>> begin GIVEN ENTRIES

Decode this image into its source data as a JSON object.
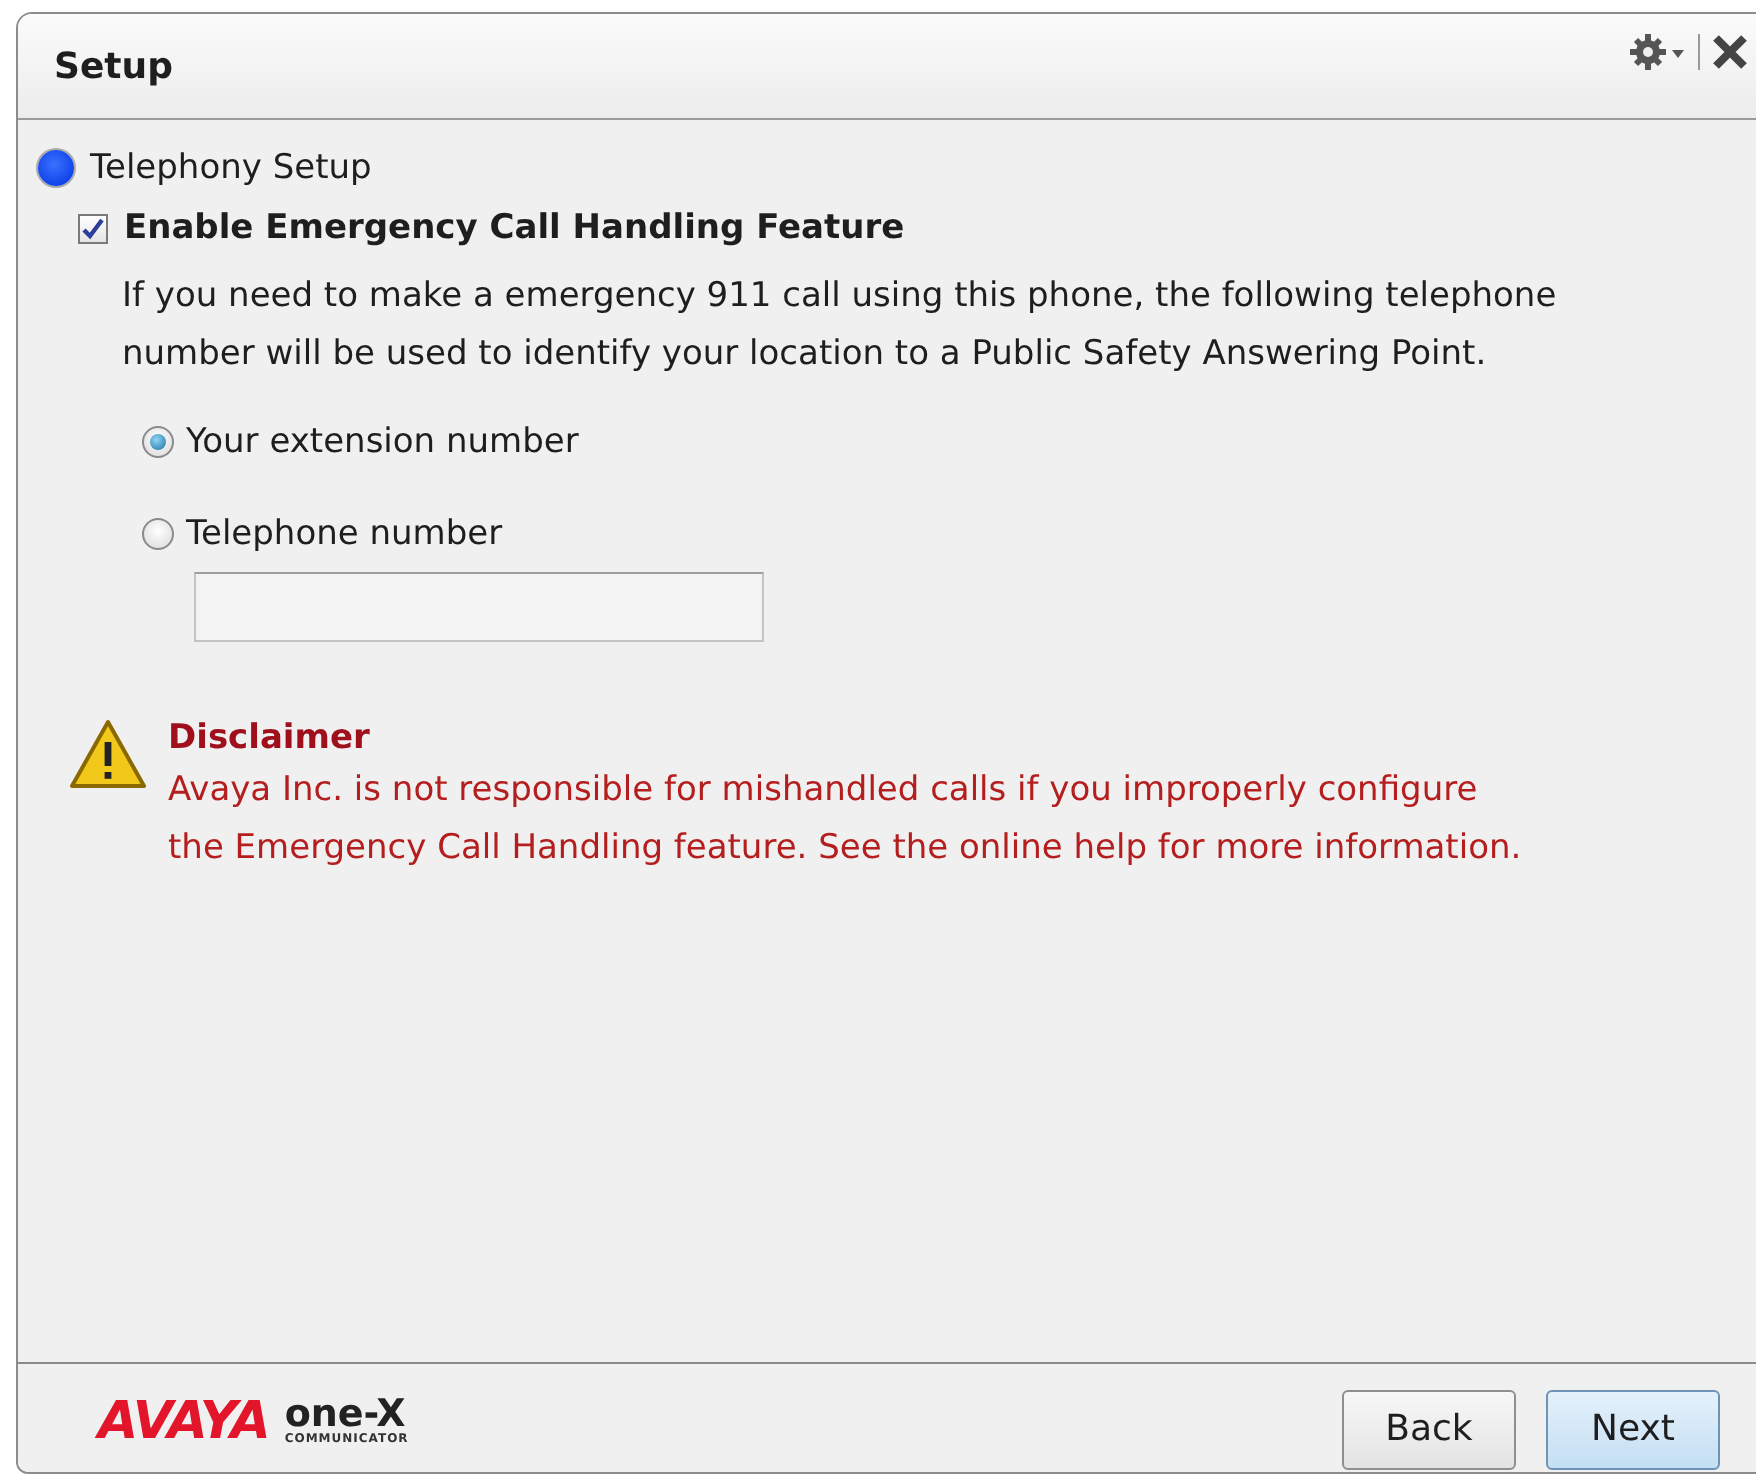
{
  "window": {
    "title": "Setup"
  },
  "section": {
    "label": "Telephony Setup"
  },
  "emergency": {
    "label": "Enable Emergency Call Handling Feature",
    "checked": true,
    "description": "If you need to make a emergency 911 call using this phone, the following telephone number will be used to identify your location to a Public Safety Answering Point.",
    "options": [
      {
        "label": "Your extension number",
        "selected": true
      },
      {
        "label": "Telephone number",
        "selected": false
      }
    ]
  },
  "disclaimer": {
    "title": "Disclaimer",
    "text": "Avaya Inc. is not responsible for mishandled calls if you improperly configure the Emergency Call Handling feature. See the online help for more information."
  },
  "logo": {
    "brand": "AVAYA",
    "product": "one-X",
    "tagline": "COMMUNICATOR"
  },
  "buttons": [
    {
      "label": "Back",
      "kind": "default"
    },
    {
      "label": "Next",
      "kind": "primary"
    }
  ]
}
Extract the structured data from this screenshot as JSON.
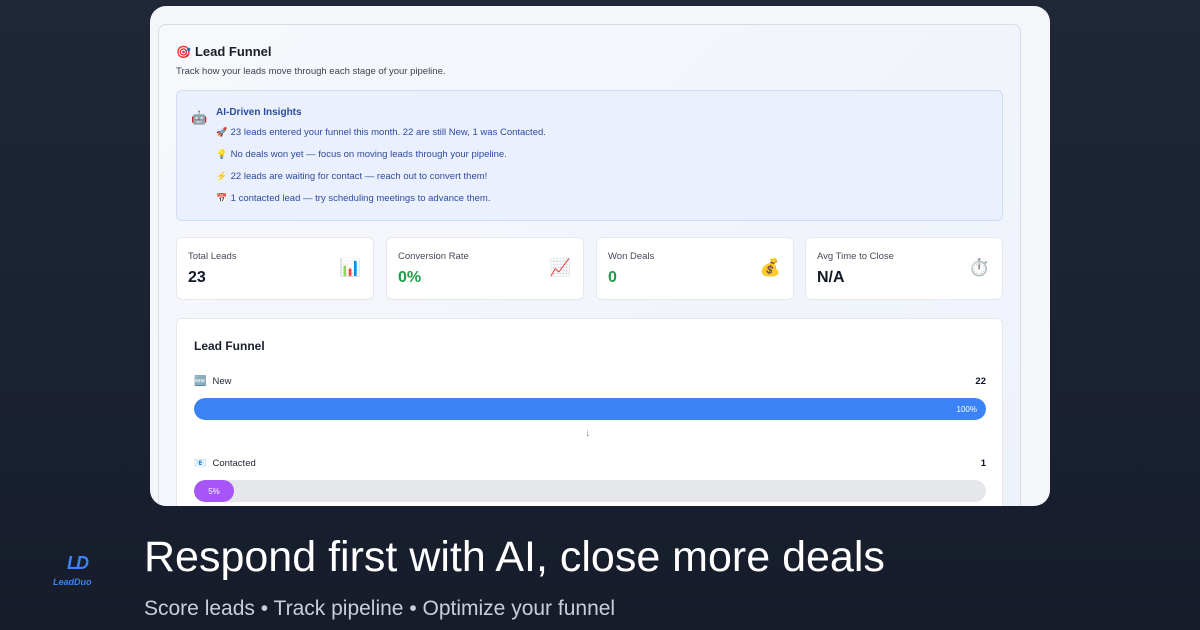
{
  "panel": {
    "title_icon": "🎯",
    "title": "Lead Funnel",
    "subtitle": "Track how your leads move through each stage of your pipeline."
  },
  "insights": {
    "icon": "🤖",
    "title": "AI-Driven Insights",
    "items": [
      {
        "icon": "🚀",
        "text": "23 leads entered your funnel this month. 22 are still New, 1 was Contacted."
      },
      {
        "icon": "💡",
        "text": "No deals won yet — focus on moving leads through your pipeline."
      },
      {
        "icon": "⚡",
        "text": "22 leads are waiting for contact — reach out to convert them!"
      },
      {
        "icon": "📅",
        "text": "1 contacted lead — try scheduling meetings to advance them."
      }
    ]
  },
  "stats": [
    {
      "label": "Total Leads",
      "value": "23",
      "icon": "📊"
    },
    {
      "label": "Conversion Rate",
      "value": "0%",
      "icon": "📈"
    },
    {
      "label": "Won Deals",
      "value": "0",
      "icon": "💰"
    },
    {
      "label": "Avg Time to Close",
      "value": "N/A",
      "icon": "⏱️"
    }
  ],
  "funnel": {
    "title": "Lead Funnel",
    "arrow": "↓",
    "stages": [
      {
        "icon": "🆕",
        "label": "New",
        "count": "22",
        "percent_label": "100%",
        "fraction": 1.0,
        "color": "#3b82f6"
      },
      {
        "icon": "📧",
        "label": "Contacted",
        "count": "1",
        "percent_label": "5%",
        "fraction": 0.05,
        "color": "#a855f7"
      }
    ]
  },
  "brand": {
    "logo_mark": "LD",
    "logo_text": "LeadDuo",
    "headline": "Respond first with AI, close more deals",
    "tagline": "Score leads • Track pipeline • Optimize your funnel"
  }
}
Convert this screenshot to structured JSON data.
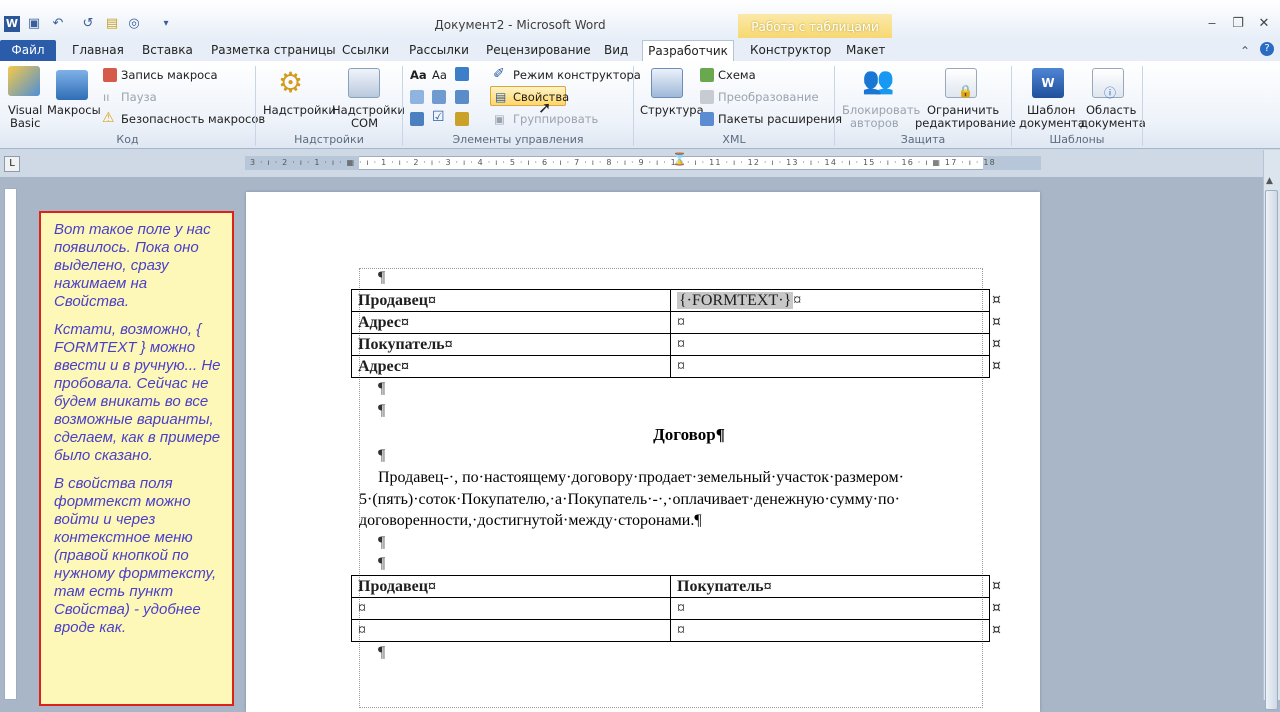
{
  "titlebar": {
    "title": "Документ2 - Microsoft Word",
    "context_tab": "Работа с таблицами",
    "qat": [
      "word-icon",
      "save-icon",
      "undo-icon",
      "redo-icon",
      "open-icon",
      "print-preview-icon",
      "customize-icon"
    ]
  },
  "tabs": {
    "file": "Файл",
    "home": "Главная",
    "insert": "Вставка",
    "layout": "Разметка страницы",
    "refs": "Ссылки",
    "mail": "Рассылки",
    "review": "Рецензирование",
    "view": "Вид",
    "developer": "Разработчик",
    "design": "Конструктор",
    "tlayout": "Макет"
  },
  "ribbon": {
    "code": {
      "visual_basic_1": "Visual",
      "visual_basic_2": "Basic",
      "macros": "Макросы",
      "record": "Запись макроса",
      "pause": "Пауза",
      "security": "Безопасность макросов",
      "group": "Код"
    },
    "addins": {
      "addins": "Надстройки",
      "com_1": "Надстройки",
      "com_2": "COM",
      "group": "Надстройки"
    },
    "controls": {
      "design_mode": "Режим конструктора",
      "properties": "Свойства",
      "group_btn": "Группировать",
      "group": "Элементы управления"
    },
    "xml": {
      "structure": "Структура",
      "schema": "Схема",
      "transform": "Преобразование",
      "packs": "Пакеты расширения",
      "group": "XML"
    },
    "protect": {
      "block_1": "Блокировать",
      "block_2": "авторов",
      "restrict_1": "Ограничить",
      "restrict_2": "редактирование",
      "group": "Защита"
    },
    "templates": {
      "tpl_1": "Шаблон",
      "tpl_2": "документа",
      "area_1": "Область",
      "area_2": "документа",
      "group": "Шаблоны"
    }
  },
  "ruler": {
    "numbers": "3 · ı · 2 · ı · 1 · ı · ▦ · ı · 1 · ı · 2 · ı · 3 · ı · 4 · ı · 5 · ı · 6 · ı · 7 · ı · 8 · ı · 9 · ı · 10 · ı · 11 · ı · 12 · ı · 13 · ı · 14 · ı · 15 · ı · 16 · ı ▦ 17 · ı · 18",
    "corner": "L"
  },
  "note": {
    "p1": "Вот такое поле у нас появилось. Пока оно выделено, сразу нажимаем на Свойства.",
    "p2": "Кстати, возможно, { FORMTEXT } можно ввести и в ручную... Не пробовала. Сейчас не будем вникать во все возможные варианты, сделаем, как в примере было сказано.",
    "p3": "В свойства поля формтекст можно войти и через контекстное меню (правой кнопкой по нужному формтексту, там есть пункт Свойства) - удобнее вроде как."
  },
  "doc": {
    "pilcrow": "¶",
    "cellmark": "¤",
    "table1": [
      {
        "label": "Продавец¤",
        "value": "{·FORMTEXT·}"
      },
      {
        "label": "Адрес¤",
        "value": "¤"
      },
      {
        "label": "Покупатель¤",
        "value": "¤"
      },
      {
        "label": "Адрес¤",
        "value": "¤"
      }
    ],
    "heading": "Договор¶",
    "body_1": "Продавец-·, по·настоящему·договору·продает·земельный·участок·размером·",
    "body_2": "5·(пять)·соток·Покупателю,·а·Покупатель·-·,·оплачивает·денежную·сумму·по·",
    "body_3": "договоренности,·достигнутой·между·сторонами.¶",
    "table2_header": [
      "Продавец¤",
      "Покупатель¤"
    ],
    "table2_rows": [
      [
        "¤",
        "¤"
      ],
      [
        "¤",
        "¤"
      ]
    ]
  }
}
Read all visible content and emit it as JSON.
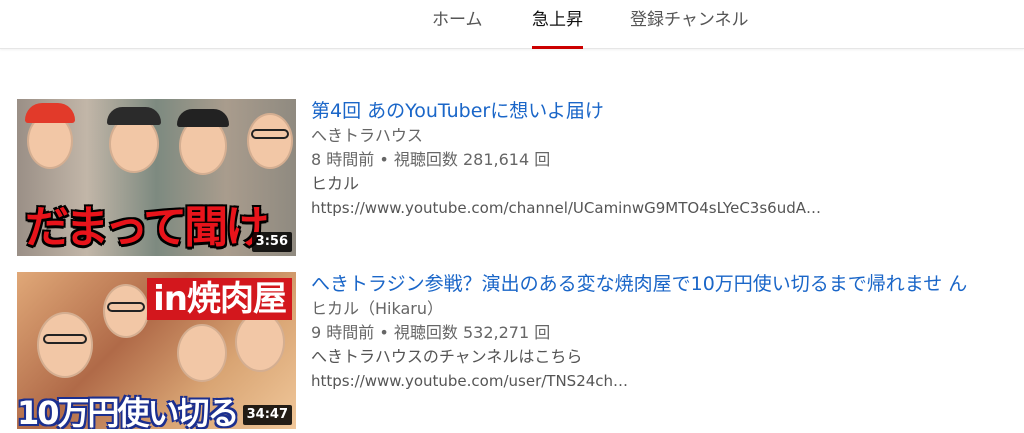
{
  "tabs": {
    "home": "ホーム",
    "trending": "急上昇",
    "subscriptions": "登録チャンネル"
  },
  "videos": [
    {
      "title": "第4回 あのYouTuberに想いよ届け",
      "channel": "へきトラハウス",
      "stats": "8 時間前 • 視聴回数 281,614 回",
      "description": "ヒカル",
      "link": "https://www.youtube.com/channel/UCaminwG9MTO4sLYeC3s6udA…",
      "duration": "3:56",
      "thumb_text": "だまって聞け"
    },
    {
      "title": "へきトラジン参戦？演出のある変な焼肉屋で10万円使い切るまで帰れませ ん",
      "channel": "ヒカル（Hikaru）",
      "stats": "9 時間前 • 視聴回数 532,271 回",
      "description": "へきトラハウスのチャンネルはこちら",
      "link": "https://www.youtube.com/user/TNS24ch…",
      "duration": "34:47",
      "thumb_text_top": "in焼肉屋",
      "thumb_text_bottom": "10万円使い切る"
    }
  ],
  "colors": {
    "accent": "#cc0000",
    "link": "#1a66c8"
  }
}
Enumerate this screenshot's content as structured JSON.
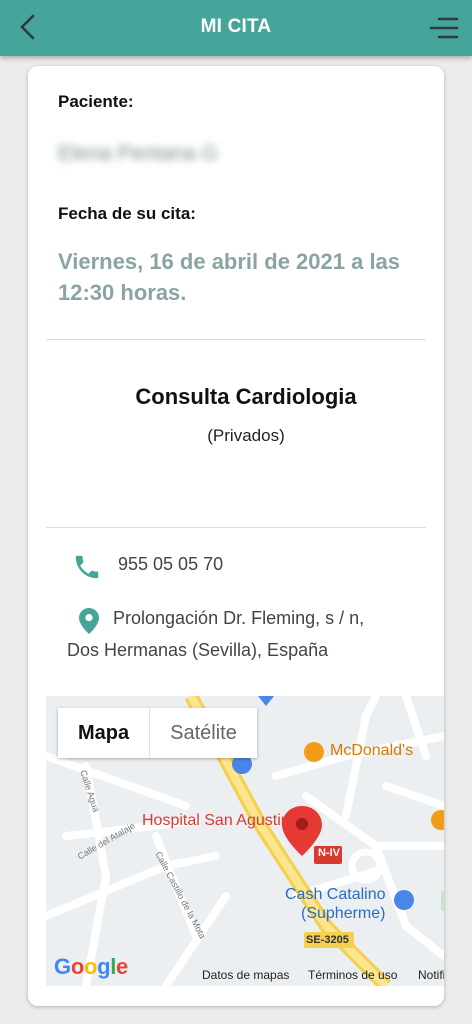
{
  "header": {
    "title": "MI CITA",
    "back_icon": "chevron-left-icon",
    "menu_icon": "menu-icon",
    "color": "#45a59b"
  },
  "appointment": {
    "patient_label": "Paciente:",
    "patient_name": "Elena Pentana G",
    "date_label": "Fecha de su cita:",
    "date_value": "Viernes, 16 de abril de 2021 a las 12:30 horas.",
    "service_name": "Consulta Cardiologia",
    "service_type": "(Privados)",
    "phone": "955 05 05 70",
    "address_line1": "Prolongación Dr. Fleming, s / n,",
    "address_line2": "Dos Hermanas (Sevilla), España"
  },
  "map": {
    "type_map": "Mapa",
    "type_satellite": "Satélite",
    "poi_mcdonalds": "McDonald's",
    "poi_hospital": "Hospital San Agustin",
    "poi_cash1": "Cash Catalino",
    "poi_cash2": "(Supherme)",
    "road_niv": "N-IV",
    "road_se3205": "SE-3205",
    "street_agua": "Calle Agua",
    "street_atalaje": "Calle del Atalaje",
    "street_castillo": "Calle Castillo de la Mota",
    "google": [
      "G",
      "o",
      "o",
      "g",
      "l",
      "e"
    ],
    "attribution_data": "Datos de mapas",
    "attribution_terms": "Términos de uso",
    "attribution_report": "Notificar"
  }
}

>> end GIVEN ENTRIES

TO DO: Using the records above, copy exactly and only the lines from the line with "Enumerate this screenshot's" through the end, both included; leave every picture out.

RESULT OF THIS TASK:
Enumerate this screenshot's content as structured JSON.
{
  "header": {
    "title": "MI CITA",
    "back_icon": "chevron-left-icon",
    "menu_icon": "menu-icon",
    "color": "#45a59b"
  },
  "appointment": {
    "patient_label": "Paciente:",
    "patient_name": "Elena Pentana G",
    "date_label": "Fecha de su cita:",
    "date_value": "Viernes, 16 de abril de 2021 a las 12:30 horas.",
    "service_name": "Consulta Cardiologia",
    "service_type": "(Privados)",
    "phone": "955 05 05 70",
    "address_line1": "Prolongación Dr. Fleming, s / n,",
    "address_line2": "Dos Hermanas (Sevilla), España"
  },
  "map": {
    "type_map": "Mapa",
    "type_satellite": "Satélite",
    "poi_mcdonalds": "McDonald's",
    "poi_hospital": "Hospital San Agustin",
    "poi_cash1": "Cash Catalino",
    "poi_cash2": "(Supherme)",
    "road_niv": "N-IV",
    "road_se3205": "SE-3205",
    "street_agua": "Calle Agua",
    "street_atalaje": "Calle del Atalaje",
    "street_castillo": "Calle Castillo de la Mota",
    "google": [
      "G",
      "o",
      "o",
      "g",
      "l",
      "e"
    ],
    "attribution_data": "Datos de mapas",
    "attribution_terms": "Términos de uso",
    "attribution_report": "Notificar"
  }
}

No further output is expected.